* Work order *
Please copy out the stretch of the passage on limbal relaxing incisions from "San Francisco-Limbal relaxing" through "best possible results.", swapping "tool" for "method".

* Source text *
════

San Francisco-Limbal relaxing incisions (LRIs) have been recognized as an effective tool in reducing corneal astigmatism at least since the 1990s. Surgeons have also recognized that preoperative measurements and surgical plans do not always provide the best possible results.

The latest generation of intraoperative aberrometry promises to improve the accuracy and the clinical benefits of LRI by titrating the length and depth of incisions during the procedure. A prospective case analysis suggests that intraoperative refractive measurements can improve LRI results as promised.

“We have seen that the accuracy of LRIs can be improved with intraoperative titration,” said Kerry Assil, MD, Assil Eye Institute, Los Angeles. “Intraoperative data capture enables the surgeon to reduce pre-existing astigmatism more effectively without the need for postoperative enhancements.”

════

* Dataset records *
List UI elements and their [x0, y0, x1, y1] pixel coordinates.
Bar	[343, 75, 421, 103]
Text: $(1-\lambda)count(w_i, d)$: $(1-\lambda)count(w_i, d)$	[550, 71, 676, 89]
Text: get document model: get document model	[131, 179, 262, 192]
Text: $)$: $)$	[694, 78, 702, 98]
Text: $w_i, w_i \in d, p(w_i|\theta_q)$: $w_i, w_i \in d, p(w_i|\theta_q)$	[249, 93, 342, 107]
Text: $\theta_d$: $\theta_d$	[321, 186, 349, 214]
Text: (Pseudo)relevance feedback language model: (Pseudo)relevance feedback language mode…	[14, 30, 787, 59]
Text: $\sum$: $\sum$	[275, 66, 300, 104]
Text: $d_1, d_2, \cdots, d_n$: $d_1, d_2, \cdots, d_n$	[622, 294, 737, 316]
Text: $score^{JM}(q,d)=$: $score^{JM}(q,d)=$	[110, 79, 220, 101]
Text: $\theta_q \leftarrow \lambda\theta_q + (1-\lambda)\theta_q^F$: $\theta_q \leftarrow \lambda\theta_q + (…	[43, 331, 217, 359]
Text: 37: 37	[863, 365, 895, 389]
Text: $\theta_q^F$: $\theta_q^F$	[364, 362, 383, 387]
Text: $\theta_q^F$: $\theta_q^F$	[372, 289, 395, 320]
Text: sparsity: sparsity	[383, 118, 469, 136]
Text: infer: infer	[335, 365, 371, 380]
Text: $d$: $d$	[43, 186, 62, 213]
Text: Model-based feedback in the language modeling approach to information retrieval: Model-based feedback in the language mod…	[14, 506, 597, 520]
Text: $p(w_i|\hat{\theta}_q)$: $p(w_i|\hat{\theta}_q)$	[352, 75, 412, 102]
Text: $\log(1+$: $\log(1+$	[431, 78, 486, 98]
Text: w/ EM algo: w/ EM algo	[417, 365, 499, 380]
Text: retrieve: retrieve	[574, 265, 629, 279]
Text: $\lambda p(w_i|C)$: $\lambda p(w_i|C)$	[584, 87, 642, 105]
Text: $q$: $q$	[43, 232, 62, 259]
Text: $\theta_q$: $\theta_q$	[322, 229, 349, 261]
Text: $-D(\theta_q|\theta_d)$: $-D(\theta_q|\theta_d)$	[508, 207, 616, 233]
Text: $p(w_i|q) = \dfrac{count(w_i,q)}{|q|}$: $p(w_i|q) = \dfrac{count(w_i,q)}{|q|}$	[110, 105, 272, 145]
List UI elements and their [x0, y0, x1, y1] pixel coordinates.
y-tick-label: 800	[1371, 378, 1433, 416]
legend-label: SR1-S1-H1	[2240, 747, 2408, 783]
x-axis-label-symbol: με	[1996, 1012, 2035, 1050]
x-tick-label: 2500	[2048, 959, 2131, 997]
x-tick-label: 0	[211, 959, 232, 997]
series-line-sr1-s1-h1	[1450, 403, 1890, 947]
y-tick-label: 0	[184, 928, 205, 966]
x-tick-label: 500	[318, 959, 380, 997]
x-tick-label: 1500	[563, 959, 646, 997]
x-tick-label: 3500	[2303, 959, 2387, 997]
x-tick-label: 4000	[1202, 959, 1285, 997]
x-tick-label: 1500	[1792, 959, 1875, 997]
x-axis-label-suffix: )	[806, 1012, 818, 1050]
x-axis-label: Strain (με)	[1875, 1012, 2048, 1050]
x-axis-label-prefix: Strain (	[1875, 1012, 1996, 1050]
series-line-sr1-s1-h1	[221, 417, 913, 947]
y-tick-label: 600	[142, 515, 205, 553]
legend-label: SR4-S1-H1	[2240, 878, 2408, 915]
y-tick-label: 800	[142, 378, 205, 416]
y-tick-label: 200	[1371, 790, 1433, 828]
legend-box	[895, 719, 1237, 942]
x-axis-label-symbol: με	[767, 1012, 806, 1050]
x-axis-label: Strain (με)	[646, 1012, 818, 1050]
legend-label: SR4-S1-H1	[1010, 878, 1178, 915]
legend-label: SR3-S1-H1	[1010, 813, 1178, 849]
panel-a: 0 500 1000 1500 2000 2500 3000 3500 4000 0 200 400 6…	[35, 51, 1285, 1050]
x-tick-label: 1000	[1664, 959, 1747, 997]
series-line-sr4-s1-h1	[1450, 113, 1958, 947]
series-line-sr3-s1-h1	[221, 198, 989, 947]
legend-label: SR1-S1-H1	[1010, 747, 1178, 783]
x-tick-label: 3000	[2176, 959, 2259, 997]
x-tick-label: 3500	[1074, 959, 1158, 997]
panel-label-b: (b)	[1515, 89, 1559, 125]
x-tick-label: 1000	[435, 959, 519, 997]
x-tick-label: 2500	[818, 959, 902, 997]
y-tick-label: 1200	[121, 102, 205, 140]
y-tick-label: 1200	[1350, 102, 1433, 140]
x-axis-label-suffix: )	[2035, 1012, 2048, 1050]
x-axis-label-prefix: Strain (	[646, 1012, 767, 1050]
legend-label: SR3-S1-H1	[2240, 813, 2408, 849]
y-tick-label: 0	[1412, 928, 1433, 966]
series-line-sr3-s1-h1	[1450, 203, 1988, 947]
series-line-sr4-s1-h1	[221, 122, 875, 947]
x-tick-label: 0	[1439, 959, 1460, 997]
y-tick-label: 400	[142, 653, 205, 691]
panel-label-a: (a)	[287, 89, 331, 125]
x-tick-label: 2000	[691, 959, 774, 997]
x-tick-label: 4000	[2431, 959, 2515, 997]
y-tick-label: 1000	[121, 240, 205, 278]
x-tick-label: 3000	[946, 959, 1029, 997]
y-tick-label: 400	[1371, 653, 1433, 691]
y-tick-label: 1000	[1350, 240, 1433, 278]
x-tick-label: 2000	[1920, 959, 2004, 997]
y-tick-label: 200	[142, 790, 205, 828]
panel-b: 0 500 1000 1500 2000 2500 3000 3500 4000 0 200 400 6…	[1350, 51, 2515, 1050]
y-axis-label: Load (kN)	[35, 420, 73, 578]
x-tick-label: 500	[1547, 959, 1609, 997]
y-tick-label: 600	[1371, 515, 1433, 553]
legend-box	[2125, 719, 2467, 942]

════

* Exercise result *
San Francisco-Limbal relaxing incisions (LRIs) have been recognized as an effective method in reducing corneal astigmatism at least since the 1990s. Surgeons have also recognized that preoperative measurements and surgical plans do not always provide the best possible results.